§ **THE TASK**
Nothing in the listing below should change; retype it as is.

§ **DATA FOR THE TASK**
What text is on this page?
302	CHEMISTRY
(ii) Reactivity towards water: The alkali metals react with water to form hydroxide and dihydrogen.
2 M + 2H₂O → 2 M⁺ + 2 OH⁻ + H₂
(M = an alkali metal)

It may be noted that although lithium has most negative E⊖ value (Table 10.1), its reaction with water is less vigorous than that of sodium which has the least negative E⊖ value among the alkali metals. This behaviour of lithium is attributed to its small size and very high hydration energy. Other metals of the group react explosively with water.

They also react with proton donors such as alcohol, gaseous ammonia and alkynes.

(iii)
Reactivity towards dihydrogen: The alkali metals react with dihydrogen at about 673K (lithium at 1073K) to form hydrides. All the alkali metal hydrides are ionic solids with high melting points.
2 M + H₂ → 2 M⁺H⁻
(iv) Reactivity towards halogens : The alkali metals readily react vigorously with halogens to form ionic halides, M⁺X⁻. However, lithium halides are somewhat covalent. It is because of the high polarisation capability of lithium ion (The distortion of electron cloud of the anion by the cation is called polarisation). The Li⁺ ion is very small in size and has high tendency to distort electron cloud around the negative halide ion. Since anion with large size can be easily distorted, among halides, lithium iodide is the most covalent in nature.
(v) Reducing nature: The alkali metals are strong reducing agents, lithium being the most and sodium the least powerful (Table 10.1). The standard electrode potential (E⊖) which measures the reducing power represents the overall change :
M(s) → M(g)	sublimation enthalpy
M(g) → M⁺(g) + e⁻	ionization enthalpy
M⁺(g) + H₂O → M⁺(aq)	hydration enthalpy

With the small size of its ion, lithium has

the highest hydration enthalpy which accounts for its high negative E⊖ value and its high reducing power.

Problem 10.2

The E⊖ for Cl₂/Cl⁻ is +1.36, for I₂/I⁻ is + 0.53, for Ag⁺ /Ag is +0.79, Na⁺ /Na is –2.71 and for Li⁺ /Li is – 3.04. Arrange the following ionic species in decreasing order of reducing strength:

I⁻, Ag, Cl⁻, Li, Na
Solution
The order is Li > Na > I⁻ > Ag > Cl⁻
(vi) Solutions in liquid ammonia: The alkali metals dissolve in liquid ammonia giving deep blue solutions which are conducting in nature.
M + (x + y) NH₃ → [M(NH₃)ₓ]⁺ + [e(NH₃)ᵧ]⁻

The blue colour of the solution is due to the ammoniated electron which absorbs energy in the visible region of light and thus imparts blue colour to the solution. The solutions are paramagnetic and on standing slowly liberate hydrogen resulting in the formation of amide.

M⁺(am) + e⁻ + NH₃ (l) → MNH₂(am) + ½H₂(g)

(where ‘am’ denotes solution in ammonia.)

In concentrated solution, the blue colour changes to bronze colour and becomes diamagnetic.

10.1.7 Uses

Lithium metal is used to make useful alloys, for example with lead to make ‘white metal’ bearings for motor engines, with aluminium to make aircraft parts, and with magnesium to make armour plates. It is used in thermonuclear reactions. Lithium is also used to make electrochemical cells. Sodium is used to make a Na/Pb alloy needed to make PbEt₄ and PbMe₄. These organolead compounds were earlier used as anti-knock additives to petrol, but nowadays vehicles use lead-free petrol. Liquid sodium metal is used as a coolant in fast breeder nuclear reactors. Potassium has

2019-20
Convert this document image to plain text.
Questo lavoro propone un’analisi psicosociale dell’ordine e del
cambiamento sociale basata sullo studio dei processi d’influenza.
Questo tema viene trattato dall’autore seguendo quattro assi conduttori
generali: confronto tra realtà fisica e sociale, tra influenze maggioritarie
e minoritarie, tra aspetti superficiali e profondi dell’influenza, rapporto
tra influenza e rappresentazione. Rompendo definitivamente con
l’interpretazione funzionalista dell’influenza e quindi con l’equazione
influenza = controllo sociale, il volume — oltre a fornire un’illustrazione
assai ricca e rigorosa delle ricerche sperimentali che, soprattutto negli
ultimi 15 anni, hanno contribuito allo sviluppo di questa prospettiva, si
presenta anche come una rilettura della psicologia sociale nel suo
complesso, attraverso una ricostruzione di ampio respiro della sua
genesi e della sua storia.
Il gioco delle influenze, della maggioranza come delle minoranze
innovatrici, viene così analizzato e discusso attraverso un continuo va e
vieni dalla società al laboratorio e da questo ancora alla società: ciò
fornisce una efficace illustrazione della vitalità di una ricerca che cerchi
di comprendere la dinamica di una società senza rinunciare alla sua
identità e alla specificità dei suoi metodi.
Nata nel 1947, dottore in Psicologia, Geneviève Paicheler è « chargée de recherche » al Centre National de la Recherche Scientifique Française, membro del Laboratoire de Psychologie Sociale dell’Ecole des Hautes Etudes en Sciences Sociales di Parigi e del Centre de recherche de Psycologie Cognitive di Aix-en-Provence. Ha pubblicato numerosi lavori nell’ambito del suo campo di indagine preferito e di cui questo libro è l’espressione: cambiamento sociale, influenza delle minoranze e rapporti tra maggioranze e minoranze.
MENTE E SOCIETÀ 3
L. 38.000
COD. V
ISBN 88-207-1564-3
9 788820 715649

§ **PROBLEM SOLUTION**
What text is on this page?
302	CHEMISTRY
(ii) Reactivity towards water: The alkali metals react with water to form hydroxide and dihydrogen.
2 M + 2H₂O → 2 M⁺ + 2 OH⁻ + H₂
(M = an alkali metal)

It may be noted that although lithium has most negative E⊖ value (Table 10.1), its reaction with water is less vigorous than that of sodium which has the least negative E⊖ value among the alkali metals. This behaviour of lithium is attributed to its small size and very high hydration energy. Other metals of the group react explosively with water.

They also react with proton donors such as alcohol, gaseous ammonia and alkynes.

(iii)
Reactivity towards dihydrogen: The alkali metals react with dihydrogen at about 673K (lithium at 1073K) to form hydrides. All the alkali metal hydrides are ionic solids with high melting points.
2 M + H₂ → 2 M⁺H⁻
(iv) Reactivity towards halogens : The alkali metals readily react vigorously with halogens to form ionic halides, M⁺X⁻. However, lithium halides are somewhat covalent. It is because of the high polarisation capability of lithium ion (The distortion of electron cloud of the anion by the cation is called polarisation). The Li⁺ ion is very small in size and has high tendency to distort electron cloud around the negative halide ion. Since anion with large size can be easily distorted, among halides, lithium iodide is the most covalent in nature.
(v) Reducing nature: The alkali metals are strong reducing agents, lithium being the most and sodium the least powerful (Table 10.1). The standard electrode potential (E⊖) which measures the reducing power represents the overall change :
M(s) → M(g)	sublimation enthalpy
M(g) → M⁺(g) + e⁻	ionization enthalpy
M⁺(g) + H₂O → M⁺(aq)	hydration enthalpy

With the small size of its ion, lithium has

the highest hydration enthalpy which accounts for its high negative E⊖ value and its high reducing power.

Problem 10.2

The E⊖ for Cl₂/Cl⁻ is +1.36, for I₂/I⁻ is + 0.53, for Ag⁺ /Ag is +0.79, Na⁺ /Na is –2.71 and for Li⁺ /Li is – 3.04. Arrange the following ionic species in decreasing order of reducing strength:

I⁻, Ag, Cl⁻, Li, Na
Solution
The order is Li > Na > I⁻ > Ag > Cl⁻
(vi) Solutions in liquid ammonia: The alkali metals dissolve in liquid ammonia giving deep blue solutions which are conducting in nature.
M + (x + y) NH₃ → [M(NH₃)ₓ]⁺ + [e(NH₃)ᵧ]⁻

The blue colour of the solution is due to the ammoniated electron which absorbs energy in the visible region of light and thus imparts blue colour to the solution. The solutions are paramagnetic and on standing slowly liberate hydrogen resulting in the formation of amide.

M⁺(am) + e⁻ + NH₃ (l) → MNH₂(am) + ½H₂(g)

(where ‘am’ denotes solution in ammonia.)

In concentrated solution, the blue colour changes to bronze colour and becomes diamagnetic.

10.1.7 Uses

Lithium metal is used to make useful alloys, for example with lead to make ‘white metal’ bearings for motor engines, with aluminium to make aircraft parts, and with magnesium to make armour plates. It is used in thermonuclear reactions. Lithium is also used to make electrochemical cells. Sodium is used to make a Na/Pb alloy needed to make PbEt₄ and PbMe₄. These organolead compounds were earlier used as anti-knock additives to petrol, but nowadays vehicles use lead-free petrol. Liquid sodium metal is used as a coolant in fast breeder nuclear reactors. Potassium has

2019-20
Convert this document image to plain text.
Questo lavoro propone un’analisi psicosociale dell’ordine e del
cambiamento sociale basata sullo studio dei processi d’influenza.
Questo tema viene trattato dall’autore seguendo quattro assi conduttori
generali: confronto tra realtà fisica e sociale, tra influenze maggioritarie
e minoritarie, tra aspetti superficiali e profondi dell’influenza, rapporto
tra influenza e rappresentazione. Rompendo definitivamente con
l’interpretazione funzionalista dell’influenza e quindi con l’equazione
influenza = controllo sociale, il volume — oltre a fornire un’illustrazione
assai ricca e rigorosa delle ricerche sperimentali che, soprattutto negli
ultimi 15 anni, hanno contribuito allo sviluppo di questa prospettiva, si
presenta anche come una rilettura della psicologia sociale nel suo
complesso, attraverso una ricostruzione di ampio respiro della sua
genesi e della sua storia.
Il gioco delle influenze, della maggioranza come delle minoranze
innovatrici, viene così analizzato e discusso attraverso un continuo va e
vieni dalla società al laboratorio e da questo ancora alla società: ciò
fornisce una efficace illustrazione della vitalità di una ricerca che cerchi
di comprendere la dinamica di una società senza rinunciare alla sua
identità e alla specificità dei suoi metodi.
Nata nel 1947, dottore in Psicologia, Geneviève Paicheler è « chargée de recherche » al Centre National de la Recherche Scientifique Française, membro del Laboratoire de Psychologie Sociale dell’Ecole des Hautes Etudes en Sciences Sociales di Parigi e del Centre de recherche de Psycologie Cognitive di Aix-en-Provence. Ha pubblicato numerosi lavori nell’ambito del suo campo di indagine preferito e di cui questo libro è l’espressione: cambiamento sociale, influenza delle minoranze e rapporti tra maggioranze e minoranze.
MENTE E SOCIETÀ 3
L. 38.000
COD. V
ISBN 88-207-1564-3
9 788820 715649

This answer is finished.